**EXERCISE BRIEF:** Write out each line of the listing as it stands, without the images.

--- Start of ENTRIES SUPPLIED ---

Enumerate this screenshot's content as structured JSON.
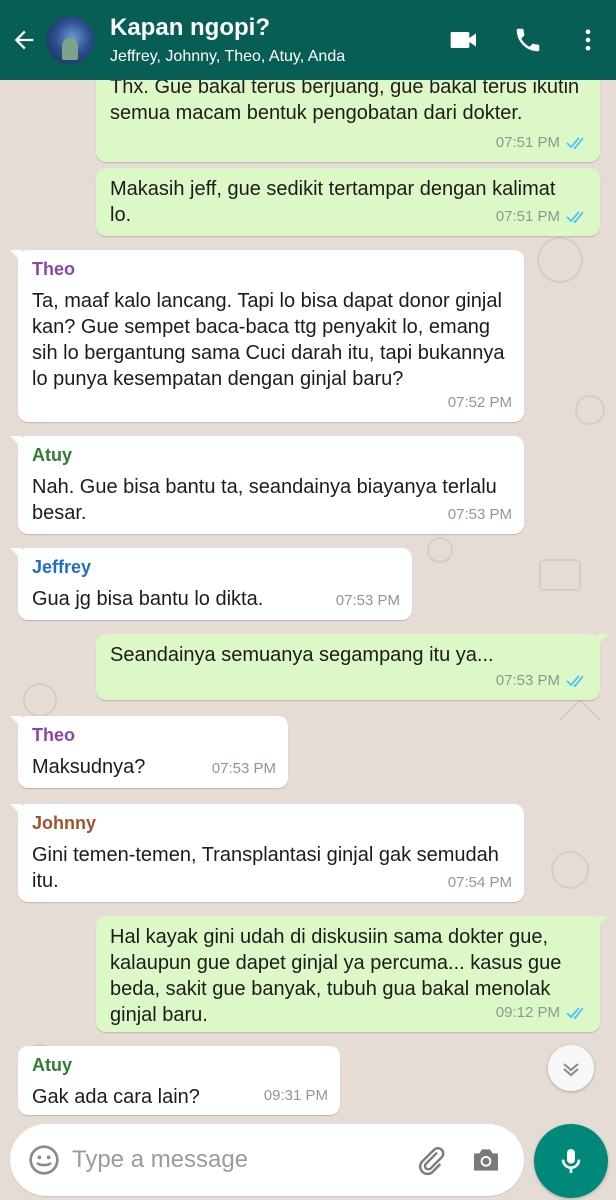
{
  "header": {
    "title": "Kapan ngopi?",
    "participants": "Jeffrey, Johnny, Theo, Atuy, Anda",
    "icons": [
      "back-arrow-icon",
      "video-call-icon",
      "phone-icon",
      "more-vert-icon"
    ]
  },
  "colors": {
    "header": "#075e54",
    "outgoing_bubble": "#dcf8c6",
    "incoming_bubble": "#ffffff",
    "read_ticks": "#4fc3f7",
    "mic_button": "#00897b",
    "chat_background": "#e5ddd5"
  },
  "messages": [
    {
      "direction": "out",
      "text": "Thx. Gue bakal terus berjuang, gue bakal terus ikutin semua macam bentuk pengobatan dari dokter.",
      "time": "07:51 PM",
      "status": "read"
    },
    {
      "direction": "out",
      "text": "Makasih jeff, gue sedikit tertampar dengan kalimat lo.",
      "time": "07:51 PM",
      "status": "read"
    },
    {
      "direction": "in",
      "sender": "Theo",
      "sender_color": "#8e44ad",
      "text": "Ta, maaf kalo lancang. Tapi lo bisa dapat donor ginjal kan? Gue sempet baca-baca ttg penyakit lo, emang sih lo bergantung sama Cuci darah itu, tapi bukannya lo punya kesempatan dengan ginjal baru?",
      "time": "07:52 PM"
    },
    {
      "direction": "in",
      "sender": "Atuy",
      "sender_color": "#2e7d32",
      "text": "Nah. Gue bisa bantu ta, seandainya biayanya terlalu besar.",
      "time": "07:53 PM"
    },
    {
      "direction": "in",
      "sender": "Jeffrey",
      "sender_color": "#1e6fc8",
      "text": "Gua jg bisa bantu lo dikta.",
      "time": "07:53 PM"
    },
    {
      "direction": "out",
      "text": "Seandainya semuanya segampang itu ya...",
      "time": "07:53 PM",
      "status": "read"
    },
    {
      "direction": "in",
      "sender": "Theo",
      "sender_color": "#8e44ad",
      "text": "Maksudnya?",
      "time": "07:53 PM"
    },
    {
      "direction": "in",
      "sender": "Johnny",
      "sender_color": "#a0522d",
      "text": "Gini temen-temen, Transplantasi ginjal gak semudah itu.",
      "time": "07:54 PM"
    },
    {
      "direction": "out",
      "text": "Hal kayak gini udah di diskusiin sama dokter gue, kalaupun gue dapet ginjal ya percuma... kasus gue beda, sakit gue banyak, tubuh gua bakal menolak ginjal baru.",
      "time": "09:12 PM",
      "status": "read"
    },
    {
      "direction": "in",
      "sender": "Atuy",
      "sender_color": "#2e7d32",
      "text": "Gak ada cara lain?",
      "time": "09:31 PM"
    }
  ],
  "composer": {
    "placeholder": "Type a message",
    "icons": [
      "emoji-icon",
      "attach-icon",
      "camera-icon",
      "mic-icon"
    ]
  },
  "scroll_down_icon": "chevron-down-icon"
}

--- End of ENTRIES SUPPLIED ---

**IN RESPONSE:**
Enumerate this screenshot's content as structured JSON.
{
  "header": {
    "title": "Kapan ngopi?",
    "participants": "Jeffrey, Johnny, Theo, Atuy, Anda",
    "icons": [
      "back-arrow-icon",
      "video-call-icon",
      "phone-icon",
      "more-vert-icon"
    ]
  },
  "colors": {
    "header": "#075e54",
    "outgoing_bubble": "#dcf8c6",
    "incoming_bubble": "#ffffff",
    "read_ticks": "#4fc3f7",
    "mic_button": "#00897b",
    "chat_background": "#e5ddd5"
  },
  "messages": [
    {
      "direction": "out",
      "text": "Thx. Gue bakal terus berjuang, gue bakal terus ikutin semua macam bentuk pengobatan dari dokter.",
      "time": "07:51 PM",
      "status": "read"
    },
    {
      "direction": "out",
      "text": "Makasih jeff, gue sedikit tertampar dengan kalimat lo.",
      "time": "07:51 PM",
      "status": "read"
    },
    {
      "direction": "in",
      "sender": "Theo",
      "sender_color": "#8e44ad",
      "text": "Ta, maaf kalo lancang. Tapi lo bisa dapat donor ginjal kan? Gue sempet baca-baca ttg penyakit lo, emang sih lo bergantung sama Cuci darah itu, tapi bukannya lo punya kesempatan dengan ginjal baru?",
      "time": "07:52 PM"
    },
    {
      "direction": "in",
      "sender": "Atuy",
      "sender_color": "#2e7d32",
      "text": "Nah. Gue bisa bantu ta, seandainya biayanya terlalu besar.",
      "time": "07:53 PM"
    },
    {
      "direction": "in",
      "sender": "Jeffrey",
      "sender_color": "#1e6fc8",
      "text": "Gua jg bisa bantu lo dikta.",
      "time": "07:53 PM"
    },
    {
      "direction": "out",
      "text": "Seandainya semuanya segampang itu ya...",
      "time": "07:53 PM",
      "status": "read"
    },
    {
      "direction": "in",
      "sender": "Theo",
      "sender_color": "#8e44ad",
      "text": "Maksudnya?",
      "time": "07:53 PM"
    },
    {
      "direction": "in",
      "sender": "Johnny",
      "sender_color": "#a0522d",
      "text": "Gini temen-temen, Transplantasi ginjal gak semudah itu.",
      "time": "07:54 PM"
    },
    {
      "direction": "out",
      "text": "Hal kayak gini udah di diskusiin sama dokter gue, kalaupun gue dapet ginjal ya percuma... kasus gue beda, sakit gue banyak, tubuh gua bakal menolak ginjal baru.",
      "time": "09:12 PM",
      "status": "read"
    },
    {
      "direction": "in",
      "sender": "Atuy",
      "sender_color": "#2e7d32",
      "text": "Gak ada cara lain?",
      "time": "09:31 PM"
    }
  ],
  "composer": {
    "placeholder": "Type a message",
    "icons": [
      "emoji-icon",
      "attach-icon",
      "camera-icon",
      "mic-icon"
    ]
  },
  "scroll_down_icon": "chevron-down-icon"
}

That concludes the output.